## Directions for this task
Please copy every line in the entries below, character for character.

Data listing
===============
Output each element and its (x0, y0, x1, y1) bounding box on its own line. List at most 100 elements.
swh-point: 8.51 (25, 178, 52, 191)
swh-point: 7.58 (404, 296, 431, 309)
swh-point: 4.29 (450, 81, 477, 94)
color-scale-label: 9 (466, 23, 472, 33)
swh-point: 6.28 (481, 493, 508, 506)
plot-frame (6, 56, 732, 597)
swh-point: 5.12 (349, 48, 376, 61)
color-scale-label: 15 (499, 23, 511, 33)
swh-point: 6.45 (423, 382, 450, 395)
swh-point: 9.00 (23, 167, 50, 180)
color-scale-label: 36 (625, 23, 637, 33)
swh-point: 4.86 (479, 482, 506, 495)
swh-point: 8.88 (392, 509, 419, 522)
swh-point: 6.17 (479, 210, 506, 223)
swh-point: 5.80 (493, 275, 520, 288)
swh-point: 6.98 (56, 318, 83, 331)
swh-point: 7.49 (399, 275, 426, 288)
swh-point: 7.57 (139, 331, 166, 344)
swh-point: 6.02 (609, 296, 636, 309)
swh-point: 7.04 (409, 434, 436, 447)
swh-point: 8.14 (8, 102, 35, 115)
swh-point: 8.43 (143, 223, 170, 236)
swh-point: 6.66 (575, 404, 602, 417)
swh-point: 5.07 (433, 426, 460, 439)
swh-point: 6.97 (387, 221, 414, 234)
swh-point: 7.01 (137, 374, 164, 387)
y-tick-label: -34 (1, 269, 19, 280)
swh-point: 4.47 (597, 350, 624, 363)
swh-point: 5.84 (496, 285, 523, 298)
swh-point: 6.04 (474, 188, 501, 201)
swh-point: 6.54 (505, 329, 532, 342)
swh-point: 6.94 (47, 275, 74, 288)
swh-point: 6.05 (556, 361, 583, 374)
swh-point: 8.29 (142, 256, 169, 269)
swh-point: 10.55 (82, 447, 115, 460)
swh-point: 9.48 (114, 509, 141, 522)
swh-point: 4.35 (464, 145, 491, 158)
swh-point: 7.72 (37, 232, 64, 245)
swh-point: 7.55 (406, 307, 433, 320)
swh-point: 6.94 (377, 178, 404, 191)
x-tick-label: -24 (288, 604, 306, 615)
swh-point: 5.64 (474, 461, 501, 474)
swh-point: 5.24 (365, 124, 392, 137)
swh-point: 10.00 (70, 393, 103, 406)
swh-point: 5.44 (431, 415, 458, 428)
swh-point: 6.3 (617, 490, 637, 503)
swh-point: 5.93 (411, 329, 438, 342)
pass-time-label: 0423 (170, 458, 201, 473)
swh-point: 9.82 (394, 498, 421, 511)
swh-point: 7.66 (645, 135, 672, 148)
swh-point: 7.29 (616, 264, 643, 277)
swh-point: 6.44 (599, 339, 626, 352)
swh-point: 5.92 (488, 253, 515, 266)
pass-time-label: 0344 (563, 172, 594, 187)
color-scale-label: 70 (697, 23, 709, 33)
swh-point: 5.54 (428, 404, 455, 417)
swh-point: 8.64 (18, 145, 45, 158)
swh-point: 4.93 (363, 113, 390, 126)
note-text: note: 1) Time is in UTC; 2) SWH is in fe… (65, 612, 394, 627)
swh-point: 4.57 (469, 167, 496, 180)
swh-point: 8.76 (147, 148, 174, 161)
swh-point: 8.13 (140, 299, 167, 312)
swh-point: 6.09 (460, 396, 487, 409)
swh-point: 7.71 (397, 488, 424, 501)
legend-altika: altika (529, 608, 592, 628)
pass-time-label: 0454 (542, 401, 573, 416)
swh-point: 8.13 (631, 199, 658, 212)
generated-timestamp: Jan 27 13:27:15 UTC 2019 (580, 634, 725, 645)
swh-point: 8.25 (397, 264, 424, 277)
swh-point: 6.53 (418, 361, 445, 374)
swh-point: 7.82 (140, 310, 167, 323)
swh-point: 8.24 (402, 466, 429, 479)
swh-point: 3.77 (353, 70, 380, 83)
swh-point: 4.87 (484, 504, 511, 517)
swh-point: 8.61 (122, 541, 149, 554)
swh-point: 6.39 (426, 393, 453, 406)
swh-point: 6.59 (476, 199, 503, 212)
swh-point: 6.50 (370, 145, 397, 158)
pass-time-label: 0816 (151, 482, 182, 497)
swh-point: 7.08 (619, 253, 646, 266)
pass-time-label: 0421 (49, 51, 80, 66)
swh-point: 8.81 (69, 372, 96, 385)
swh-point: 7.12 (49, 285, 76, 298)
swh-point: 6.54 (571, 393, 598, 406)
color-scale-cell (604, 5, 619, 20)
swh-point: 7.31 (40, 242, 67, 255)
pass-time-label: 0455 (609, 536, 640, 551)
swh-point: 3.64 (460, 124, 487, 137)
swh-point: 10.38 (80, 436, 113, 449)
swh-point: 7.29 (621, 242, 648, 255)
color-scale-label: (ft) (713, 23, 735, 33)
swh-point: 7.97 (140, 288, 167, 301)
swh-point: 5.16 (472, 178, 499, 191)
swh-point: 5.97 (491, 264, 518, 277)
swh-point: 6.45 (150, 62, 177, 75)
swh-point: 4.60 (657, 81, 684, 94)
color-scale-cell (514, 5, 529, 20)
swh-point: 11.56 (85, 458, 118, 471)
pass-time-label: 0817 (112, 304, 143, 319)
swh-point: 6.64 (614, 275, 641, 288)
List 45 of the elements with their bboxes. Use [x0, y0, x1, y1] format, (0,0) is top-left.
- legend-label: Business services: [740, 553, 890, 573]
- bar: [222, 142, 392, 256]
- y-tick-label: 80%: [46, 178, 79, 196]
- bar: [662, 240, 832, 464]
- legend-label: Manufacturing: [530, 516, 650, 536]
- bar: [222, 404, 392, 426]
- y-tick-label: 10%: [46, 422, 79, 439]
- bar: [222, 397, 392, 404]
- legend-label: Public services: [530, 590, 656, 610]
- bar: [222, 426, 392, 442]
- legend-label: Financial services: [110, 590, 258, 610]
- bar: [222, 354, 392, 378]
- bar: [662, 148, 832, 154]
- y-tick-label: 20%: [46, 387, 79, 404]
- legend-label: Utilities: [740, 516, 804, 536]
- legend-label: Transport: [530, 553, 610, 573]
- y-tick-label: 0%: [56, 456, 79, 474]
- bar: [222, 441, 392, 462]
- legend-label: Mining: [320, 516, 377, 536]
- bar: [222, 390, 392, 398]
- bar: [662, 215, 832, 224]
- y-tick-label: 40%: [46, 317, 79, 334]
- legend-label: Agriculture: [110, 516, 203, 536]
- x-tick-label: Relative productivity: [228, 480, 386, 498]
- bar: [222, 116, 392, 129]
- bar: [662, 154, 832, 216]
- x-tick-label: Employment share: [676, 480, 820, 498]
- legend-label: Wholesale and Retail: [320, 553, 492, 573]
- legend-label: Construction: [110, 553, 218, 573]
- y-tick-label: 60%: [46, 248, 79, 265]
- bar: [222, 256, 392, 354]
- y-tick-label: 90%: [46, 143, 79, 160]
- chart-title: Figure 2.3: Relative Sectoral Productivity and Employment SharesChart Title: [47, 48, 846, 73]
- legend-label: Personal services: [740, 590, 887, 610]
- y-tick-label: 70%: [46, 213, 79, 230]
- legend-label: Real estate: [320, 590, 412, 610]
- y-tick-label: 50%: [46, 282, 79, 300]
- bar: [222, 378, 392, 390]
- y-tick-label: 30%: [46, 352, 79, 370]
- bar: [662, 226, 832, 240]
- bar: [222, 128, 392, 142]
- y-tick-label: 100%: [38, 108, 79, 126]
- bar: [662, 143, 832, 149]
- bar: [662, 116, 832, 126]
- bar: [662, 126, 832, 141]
===============
## Task output
Output each element and its (x0, y0, x1, y1) bounding box on its own line. List at most 100 elements.
swh-point: 8.51 (25, 178, 52, 191)
swh-point: 7.58 (404, 296, 431, 309)
swh-point: 4.29 (450, 81, 477, 94)
color-scale-label: 9 (466, 23, 472, 33)
swh-point: 6.28 (481, 493, 508, 506)
plot-frame (6, 56, 732, 597)
swh-point: 5.12 (349, 48, 376, 61)
color-scale-label: 15 (499, 23, 511, 33)
swh-point: 6.45 (423, 382, 450, 395)
swh-point: 9.00 (23, 167, 50, 180)
color-scale-label: 36 (625, 23, 637, 33)
swh-point: 4.86 (479, 482, 506, 495)
swh-point: 8.88 (392, 509, 419, 522)
swh-point: 6.17 (479, 210, 506, 223)
swh-point: 5.80 (493, 275, 520, 288)
swh-point: 6.98 (56, 318, 83, 331)
swh-point: 7.49 (399, 275, 426, 288)
swh-point: 7.57 (139, 331, 166, 344)
swh-point: 6.02 (609, 296, 636, 309)
swh-point: 7.04 (409, 434, 436, 447)
swh-point: 8.14 (8, 102, 35, 115)
swh-point: 8.43 (143, 223, 170, 236)
swh-point: 6.66 (575, 404, 602, 417)
swh-point: 5.07 (433, 426, 460, 439)
swh-point: 6.97 (387, 221, 414, 234)
swh-point: 7.01 (137, 374, 164, 387)
y-tick-label: -34 (1, 269, 19, 280)
swh-point: 4.47 (597, 350, 624, 363)
swh-point: 5.84 (496, 285, 523, 298)
swh-point: 6.04 (474, 188, 501, 201)
swh-point: 6.54 (505, 329, 532, 342)
swh-point: 6.94 (47, 275, 74, 288)
swh-point: 6.05 (556, 361, 583, 374)
swh-point: 8.29 (142, 256, 169, 269)
swh-point: 10.55 (82, 447, 115, 460)
swh-point: 9.48 (114, 509, 141, 522)
swh-point: 4.35 (464, 145, 491, 158)
swh-point: 7.72 (37, 232, 64, 245)
swh-point: 7.55 (406, 307, 433, 320)
swh-point: 6.94 (377, 178, 404, 191)
x-tick-label: -24 (288, 604, 306, 615)
swh-point: 5.64 (474, 461, 501, 474)
swh-point: 5.24 (365, 124, 392, 137)
swh-point: 10.00 (70, 393, 103, 406)
swh-point: 5.44 (431, 415, 458, 428)
swh-point: 6.3 (617, 490, 637, 503)
swh-point: 5.93 (411, 329, 438, 342)
pass-time-label: 0423 (170, 458, 201, 473)
swh-point: 9.82 (394, 498, 421, 511)
swh-point: 7.66 (645, 135, 672, 148)
swh-point: 7.29 (616, 264, 643, 277)
swh-point: 6.44 (599, 339, 626, 352)
swh-point: 5.92 (488, 253, 515, 266)
pass-time-label: 0344 (563, 172, 594, 187)
color-scale-label: 70 (697, 23, 709, 33)
swh-point: 5.54 (428, 404, 455, 417)
swh-point: 8.64 (18, 145, 45, 158)
swh-point: 4.93 (363, 113, 390, 126)
note-text: note: 1) Time is in UTC; 2) SWH is in fe… (65, 612, 394, 627)
swh-point: 4.57 (469, 167, 496, 180)
swh-point: 8.76 (147, 148, 174, 161)
swh-point: 8.13 (140, 299, 167, 312)
swh-point: 6.09 (460, 396, 487, 409)
swh-point: 7.71 (397, 488, 424, 501)
legend-altika: altika (529, 608, 592, 628)
pass-time-label: 0454 (542, 401, 573, 416)
swh-point: 8.13 (631, 199, 658, 212)
generated-timestamp: Jan 27 13:27:15 UTC 2019 (580, 634, 725, 645)
swh-point: 8.25 (397, 264, 424, 277)
swh-point: 6.53 (418, 361, 445, 374)
swh-point: 7.82 (140, 310, 167, 323)
swh-point: 8.24 (402, 466, 429, 479)
swh-point: 3.77 (353, 70, 380, 83)
swh-point: 4.87 (484, 504, 511, 517)
swh-point: 8.61 (122, 541, 149, 554)
swh-point: 6.39 (426, 393, 453, 406)
swh-point: 6.59 (476, 199, 503, 212)
swh-point: 6.50 (370, 145, 397, 158)
pass-time-label: 0816 (151, 482, 182, 497)
swh-point: 7.08 (619, 253, 646, 266)
pass-time-label: 0421 (49, 51, 80, 66)
swh-point: 8.81 (69, 372, 96, 385)
swh-point: 7.12 (49, 285, 76, 298)
swh-point: 6.54 (571, 393, 598, 406)
color-scale-cell (604, 5, 619, 20)
swh-point: 7.31 (40, 242, 67, 255)
pass-time-label: 0455 (609, 536, 640, 551)
swh-point: 3.64 (460, 124, 487, 137)
swh-point: 10.38 (80, 436, 113, 449)
swh-point: 7.29 (621, 242, 648, 255)
color-scale-label: (ft) (713, 23, 735, 33)
swh-point: 7.97 (140, 288, 167, 301)
swh-point: 5.16 (472, 178, 499, 191)
swh-point: 5.97 (491, 264, 518, 277)
swh-point: 6.45 (150, 62, 177, 75)
swh-point: 4.60 (657, 81, 684, 94)
color-scale-cell (514, 5, 529, 20)
swh-point: 11.56 (85, 458, 118, 471)
pass-time-label: 0817 (112, 304, 143, 319)
swh-point: 6.64 (614, 275, 641, 288)
List 45 of the elements with their bboxes. Use [x0, y0, x1, y1] format, (0,0) is top-left.
- legend-label: Business services: [740, 553, 890, 573]
- bar: [222, 142, 392, 256]
- y-tick-label: 80%: [46, 178, 79, 196]
- bar: [662, 240, 832, 464]
- legend-label: Manufacturing: [530, 516, 650, 536]
- bar: [222, 404, 392, 426]
- y-tick-label: 10%: [46, 422, 79, 439]
- bar: [222, 397, 392, 404]
- legend-label: Public services: [530, 590, 656, 610]
- bar: [222, 426, 392, 442]
- legend-label: Financial services: [110, 590, 258, 610]
- bar: [222, 354, 392, 378]
- bar: [662, 148, 832, 154]
- y-tick-label: 20%: [46, 387, 79, 404]
- legend-label: Utilities: [740, 516, 804, 536]
- legend-label: Transport: [530, 553, 610, 573]
- y-tick-label: 0%: [56, 456, 79, 474]
- bar: [222, 441, 392, 462]
- legend-label: Mining: [320, 516, 377, 536]
- bar: [222, 390, 392, 398]
- bar: [662, 215, 832, 224]
- y-tick-label: 40%: [46, 317, 79, 334]
- legend-label: Agriculture: [110, 516, 203, 536]
- x-tick-label: Relative productivity: [228, 480, 386, 498]
- bar: [222, 116, 392, 129]
- bar: [662, 154, 832, 216]
- x-tick-label: Employment share: [676, 480, 820, 498]
- legend-label: Wholesale and Retail: [320, 553, 492, 573]
- legend-label: Construction: [110, 553, 218, 573]
- y-tick-label: 60%: [46, 248, 79, 265]
- bar: [222, 256, 392, 354]
- y-tick-label: 90%: [46, 143, 79, 160]
- chart-title: Figure 2.3: Relative Sectoral Productivity and Employment SharesChart Title: [47, 48, 846, 73]
- legend-label: Personal services: [740, 590, 887, 610]
- y-tick-label: 70%: [46, 213, 79, 230]
- legend-label: Real estate: [320, 590, 412, 610]
- y-tick-label: 50%: [46, 282, 79, 300]
- bar: [222, 378, 392, 390]
- y-tick-label: 30%: [46, 352, 79, 370]
- bar: [662, 226, 832, 240]
- bar: [222, 128, 392, 142]
- y-tick-label: 100%: [38, 108, 79, 126]
- bar: [662, 143, 832, 149]
- bar: [662, 116, 832, 126]
- bar: [662, 126, 832, 141]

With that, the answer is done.